(Dataset excerpts)
========
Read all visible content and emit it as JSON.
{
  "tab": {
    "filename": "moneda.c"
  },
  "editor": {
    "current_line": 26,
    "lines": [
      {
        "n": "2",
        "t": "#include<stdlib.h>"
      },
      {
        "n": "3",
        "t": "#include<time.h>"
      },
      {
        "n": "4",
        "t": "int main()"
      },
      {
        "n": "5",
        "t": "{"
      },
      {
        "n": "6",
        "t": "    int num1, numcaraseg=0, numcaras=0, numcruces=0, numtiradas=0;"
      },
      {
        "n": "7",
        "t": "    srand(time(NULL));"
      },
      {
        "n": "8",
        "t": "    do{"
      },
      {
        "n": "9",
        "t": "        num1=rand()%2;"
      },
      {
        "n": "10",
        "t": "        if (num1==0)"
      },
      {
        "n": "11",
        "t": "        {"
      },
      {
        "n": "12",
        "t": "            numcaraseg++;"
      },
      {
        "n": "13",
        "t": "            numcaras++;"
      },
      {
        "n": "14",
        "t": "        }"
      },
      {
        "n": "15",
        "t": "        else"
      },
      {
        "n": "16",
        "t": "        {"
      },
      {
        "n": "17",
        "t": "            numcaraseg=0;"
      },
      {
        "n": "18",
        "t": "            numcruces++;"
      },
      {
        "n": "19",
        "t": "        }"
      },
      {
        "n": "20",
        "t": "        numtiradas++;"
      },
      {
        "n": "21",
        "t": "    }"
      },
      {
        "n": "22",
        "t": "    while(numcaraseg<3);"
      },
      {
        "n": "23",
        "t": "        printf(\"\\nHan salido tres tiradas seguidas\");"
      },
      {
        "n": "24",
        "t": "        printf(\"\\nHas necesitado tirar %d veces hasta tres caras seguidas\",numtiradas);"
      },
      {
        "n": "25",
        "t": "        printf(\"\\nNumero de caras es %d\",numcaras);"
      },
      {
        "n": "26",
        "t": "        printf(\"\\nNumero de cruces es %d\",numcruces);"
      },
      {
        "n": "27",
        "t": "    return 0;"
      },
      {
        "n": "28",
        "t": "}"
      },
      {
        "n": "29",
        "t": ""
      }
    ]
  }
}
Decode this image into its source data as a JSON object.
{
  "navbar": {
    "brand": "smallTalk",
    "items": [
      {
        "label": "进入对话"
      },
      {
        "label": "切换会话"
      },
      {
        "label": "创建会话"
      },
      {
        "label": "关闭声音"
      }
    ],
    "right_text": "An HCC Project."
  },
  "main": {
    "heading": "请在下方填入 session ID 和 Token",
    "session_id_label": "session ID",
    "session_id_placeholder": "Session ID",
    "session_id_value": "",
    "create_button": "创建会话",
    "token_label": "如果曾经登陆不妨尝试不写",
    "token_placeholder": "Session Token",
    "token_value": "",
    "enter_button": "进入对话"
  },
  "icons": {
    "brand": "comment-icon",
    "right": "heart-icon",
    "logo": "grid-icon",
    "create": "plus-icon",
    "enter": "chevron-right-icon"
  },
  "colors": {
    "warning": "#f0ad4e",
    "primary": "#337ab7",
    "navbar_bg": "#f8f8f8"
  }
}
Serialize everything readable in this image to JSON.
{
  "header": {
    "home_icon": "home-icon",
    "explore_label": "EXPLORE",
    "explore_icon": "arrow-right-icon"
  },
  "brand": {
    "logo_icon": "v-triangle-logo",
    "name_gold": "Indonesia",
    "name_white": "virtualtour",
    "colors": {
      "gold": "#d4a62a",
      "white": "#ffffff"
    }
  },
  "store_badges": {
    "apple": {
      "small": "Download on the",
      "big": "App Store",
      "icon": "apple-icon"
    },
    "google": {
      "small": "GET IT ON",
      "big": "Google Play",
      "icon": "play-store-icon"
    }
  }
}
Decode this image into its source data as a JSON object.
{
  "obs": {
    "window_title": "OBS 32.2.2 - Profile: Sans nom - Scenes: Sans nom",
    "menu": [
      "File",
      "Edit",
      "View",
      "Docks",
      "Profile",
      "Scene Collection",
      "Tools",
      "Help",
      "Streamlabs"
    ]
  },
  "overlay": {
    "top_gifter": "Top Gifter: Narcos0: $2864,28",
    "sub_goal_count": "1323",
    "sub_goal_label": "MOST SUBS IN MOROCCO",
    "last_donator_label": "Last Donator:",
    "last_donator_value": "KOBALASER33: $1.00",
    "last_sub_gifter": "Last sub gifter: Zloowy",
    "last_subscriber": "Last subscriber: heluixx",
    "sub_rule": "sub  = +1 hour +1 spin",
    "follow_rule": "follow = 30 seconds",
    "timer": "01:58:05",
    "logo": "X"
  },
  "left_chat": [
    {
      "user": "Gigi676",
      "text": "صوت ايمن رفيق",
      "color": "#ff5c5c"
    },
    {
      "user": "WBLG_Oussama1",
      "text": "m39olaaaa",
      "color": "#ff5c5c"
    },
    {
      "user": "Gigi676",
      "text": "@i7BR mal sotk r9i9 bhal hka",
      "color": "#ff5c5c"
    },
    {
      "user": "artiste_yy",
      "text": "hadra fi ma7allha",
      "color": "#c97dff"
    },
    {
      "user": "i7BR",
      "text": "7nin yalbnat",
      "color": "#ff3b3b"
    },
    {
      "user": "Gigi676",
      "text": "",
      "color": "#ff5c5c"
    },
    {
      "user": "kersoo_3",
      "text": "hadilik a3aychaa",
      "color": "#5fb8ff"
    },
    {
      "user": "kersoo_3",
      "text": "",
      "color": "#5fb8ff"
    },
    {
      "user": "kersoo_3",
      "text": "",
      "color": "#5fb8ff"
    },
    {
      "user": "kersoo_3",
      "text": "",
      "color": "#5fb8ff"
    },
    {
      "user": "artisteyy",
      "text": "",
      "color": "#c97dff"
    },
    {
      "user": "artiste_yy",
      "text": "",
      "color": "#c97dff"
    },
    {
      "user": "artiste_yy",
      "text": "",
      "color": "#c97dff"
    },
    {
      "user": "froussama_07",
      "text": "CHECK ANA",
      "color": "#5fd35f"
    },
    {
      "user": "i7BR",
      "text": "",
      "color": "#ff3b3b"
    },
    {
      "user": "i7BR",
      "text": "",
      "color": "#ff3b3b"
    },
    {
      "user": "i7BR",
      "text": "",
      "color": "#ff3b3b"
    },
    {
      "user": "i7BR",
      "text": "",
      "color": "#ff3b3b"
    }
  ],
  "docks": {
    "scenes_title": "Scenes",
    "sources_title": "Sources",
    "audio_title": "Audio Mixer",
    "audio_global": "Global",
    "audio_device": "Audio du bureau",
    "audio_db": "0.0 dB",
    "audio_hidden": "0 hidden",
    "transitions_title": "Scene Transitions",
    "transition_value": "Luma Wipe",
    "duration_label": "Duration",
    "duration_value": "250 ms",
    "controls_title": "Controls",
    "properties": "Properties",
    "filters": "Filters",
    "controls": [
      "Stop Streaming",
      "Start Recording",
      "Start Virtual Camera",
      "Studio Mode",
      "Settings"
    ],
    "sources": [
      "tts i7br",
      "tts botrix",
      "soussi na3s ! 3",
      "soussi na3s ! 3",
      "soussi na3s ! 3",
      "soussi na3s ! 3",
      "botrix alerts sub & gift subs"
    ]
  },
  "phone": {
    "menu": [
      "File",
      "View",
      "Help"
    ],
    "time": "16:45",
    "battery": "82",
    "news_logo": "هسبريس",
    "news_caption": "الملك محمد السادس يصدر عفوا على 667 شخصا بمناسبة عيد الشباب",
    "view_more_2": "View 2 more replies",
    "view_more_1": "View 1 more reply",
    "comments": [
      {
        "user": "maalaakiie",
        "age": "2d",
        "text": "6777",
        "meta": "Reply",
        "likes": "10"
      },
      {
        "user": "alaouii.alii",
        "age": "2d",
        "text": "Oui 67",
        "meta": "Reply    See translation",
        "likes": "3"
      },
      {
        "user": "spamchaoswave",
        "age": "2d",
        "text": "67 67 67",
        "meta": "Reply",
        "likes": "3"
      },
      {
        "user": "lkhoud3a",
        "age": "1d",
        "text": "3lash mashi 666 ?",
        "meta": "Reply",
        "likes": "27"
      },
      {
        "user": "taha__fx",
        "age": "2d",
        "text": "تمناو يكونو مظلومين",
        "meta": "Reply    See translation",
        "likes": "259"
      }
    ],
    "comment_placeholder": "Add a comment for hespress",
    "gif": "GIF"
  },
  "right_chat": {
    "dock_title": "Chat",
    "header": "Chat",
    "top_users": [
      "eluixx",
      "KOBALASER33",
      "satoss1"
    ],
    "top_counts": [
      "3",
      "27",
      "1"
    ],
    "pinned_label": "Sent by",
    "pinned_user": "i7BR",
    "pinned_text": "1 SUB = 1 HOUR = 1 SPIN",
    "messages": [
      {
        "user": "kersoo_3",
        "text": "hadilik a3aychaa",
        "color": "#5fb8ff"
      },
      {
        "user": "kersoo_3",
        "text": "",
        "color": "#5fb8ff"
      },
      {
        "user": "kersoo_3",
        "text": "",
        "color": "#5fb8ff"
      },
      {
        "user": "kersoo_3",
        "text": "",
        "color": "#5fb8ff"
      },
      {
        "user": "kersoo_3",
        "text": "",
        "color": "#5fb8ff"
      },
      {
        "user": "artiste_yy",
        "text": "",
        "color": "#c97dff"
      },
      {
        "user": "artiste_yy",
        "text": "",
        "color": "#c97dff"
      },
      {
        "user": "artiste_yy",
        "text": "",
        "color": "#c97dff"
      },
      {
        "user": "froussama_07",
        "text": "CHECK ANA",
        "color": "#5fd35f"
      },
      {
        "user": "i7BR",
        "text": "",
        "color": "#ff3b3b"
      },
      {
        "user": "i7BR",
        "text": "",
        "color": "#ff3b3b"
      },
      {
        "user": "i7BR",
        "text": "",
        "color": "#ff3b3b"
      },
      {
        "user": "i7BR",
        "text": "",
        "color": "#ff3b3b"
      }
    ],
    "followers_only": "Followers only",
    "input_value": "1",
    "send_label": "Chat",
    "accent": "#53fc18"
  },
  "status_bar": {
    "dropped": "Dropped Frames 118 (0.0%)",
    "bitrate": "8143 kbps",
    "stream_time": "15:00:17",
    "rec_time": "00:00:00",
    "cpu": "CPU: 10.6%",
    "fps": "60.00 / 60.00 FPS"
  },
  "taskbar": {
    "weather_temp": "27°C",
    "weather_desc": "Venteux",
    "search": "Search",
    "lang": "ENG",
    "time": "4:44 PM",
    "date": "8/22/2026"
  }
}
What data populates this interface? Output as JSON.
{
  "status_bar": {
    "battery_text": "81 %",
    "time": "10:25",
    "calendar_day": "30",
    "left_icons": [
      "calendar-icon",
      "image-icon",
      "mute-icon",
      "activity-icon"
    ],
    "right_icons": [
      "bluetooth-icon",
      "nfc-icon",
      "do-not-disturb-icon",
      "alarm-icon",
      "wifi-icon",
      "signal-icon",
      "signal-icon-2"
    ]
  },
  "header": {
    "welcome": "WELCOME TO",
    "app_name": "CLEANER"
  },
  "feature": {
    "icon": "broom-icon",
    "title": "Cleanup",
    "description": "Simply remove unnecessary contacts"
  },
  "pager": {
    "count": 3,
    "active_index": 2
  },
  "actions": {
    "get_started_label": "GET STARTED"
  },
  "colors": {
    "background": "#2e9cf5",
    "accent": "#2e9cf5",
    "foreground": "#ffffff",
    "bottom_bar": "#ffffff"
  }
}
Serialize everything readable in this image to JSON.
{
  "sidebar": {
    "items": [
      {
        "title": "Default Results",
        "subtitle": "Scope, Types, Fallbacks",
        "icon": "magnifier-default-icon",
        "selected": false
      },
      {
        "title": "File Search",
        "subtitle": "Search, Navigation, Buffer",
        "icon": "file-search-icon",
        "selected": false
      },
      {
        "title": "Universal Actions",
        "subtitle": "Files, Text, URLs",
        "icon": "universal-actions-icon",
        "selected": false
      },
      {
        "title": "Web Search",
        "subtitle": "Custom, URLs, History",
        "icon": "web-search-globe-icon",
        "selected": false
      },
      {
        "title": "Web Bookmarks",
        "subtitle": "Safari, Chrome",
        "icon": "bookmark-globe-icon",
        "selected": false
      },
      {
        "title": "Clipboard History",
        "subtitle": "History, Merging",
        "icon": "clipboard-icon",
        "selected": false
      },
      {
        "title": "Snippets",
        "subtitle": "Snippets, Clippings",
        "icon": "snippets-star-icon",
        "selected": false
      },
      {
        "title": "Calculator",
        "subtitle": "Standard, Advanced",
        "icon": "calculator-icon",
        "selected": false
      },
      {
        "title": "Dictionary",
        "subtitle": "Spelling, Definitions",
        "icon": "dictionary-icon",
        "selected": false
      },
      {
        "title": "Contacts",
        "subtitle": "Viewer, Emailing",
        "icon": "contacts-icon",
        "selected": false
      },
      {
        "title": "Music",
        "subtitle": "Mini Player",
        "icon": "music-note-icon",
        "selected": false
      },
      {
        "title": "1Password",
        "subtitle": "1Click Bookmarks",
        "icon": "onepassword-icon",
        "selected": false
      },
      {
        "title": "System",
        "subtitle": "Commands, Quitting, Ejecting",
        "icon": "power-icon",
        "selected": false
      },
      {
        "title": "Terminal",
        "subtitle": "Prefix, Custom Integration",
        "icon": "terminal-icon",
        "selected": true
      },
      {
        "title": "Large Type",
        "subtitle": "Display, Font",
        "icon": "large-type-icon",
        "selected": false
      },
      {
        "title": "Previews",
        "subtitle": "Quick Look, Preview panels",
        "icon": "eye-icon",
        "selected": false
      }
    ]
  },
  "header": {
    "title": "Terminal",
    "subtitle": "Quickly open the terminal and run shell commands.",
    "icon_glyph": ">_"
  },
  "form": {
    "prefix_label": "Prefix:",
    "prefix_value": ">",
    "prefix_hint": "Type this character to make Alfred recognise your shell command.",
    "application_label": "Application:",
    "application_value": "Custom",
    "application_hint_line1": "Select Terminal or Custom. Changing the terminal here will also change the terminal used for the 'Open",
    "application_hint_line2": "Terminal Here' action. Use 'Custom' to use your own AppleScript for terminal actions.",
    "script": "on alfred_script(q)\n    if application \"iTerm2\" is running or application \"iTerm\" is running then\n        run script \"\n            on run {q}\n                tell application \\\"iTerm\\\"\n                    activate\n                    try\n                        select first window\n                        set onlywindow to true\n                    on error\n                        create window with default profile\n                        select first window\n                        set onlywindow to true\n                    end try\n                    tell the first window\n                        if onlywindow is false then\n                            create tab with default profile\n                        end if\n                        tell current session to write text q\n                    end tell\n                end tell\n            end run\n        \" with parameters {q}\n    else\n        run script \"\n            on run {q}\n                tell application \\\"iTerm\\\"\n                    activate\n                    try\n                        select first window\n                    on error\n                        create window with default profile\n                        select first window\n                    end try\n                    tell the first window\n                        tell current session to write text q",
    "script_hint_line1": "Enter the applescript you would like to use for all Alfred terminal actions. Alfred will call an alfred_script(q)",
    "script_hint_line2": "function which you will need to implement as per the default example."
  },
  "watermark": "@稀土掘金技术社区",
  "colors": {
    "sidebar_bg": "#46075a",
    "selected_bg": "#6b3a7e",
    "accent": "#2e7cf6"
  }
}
========
Exercise requirements >> Tell how many lines hold the string "brand", giving the number and nothing else.

Task solution >> 3